** What is required **
Make a tally of the lines in the records that include the string "particulars", and give only that number.

══════════

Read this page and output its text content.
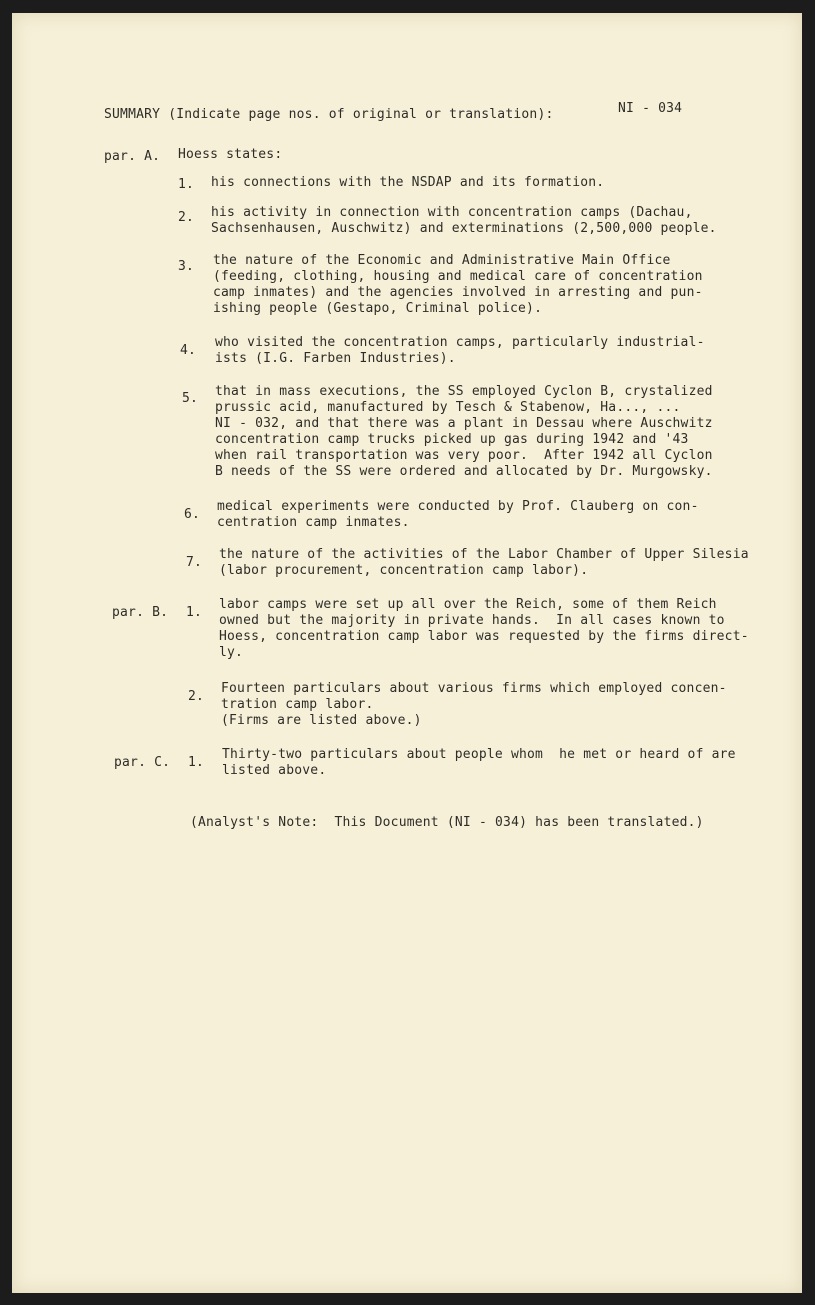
SUMMARY (Indicate page nos. of original or translation):	NI - 034
par. A. Hoess states:
1. his connections with the NSDAP and its formation.
2. his activity in connection with concentration camps (Dachau,
Sachsenhausen, Auschwitz) and exterminations (2,500,000 people.
3. the nature of the Economic and Administrative Main Office
(feeding, clothing, housing and medical care of concentration
camp inmates) and the agencies involved in arresting and pun-
ishing people (Gestapo, Criminal police).
4.
who visited the concentration camps, particularly industrial-
ists (I.G. Farben Industries).
5. that in mass executions, the SS employed Cyclon B, crystalized
prussic acid, manufactured by Tesch & Stabenow, Ha..., ...
NI - 032, and that there was a plant in Dessau where Auschwitz
concentration camp trucks picked up gas during 1942 and '43
when rail transportation was very poor.  After 1942 all Cyclon
B needs of the SS were ordered and allocated by Dr. Murgowsky.
6.
medical experiments were conducted by Prof. Clauberg on con-
centration camp inmates.
7.
the nature of the activities of the Labor Chamber of Upper Silesia
(labor procurement, concentration camp labor).
par. B. 1.
labor camps were set up all over the Reich, some of them Reich
owned but the majority in private hands.  In all cases known to
Hoess, concentration camp labor was requested by the firms direct-
ly.
2.
Fourteen particulars about various firms which employed concen-
tration camp labor.
(Firms are listed above.)
par. C. 1.
Thirty-two particulars about people whom  he met or heard of are
listed above.
(Analyst's Note:  This Document (NI - 034) has been translated.)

══════════

** Full solution **
2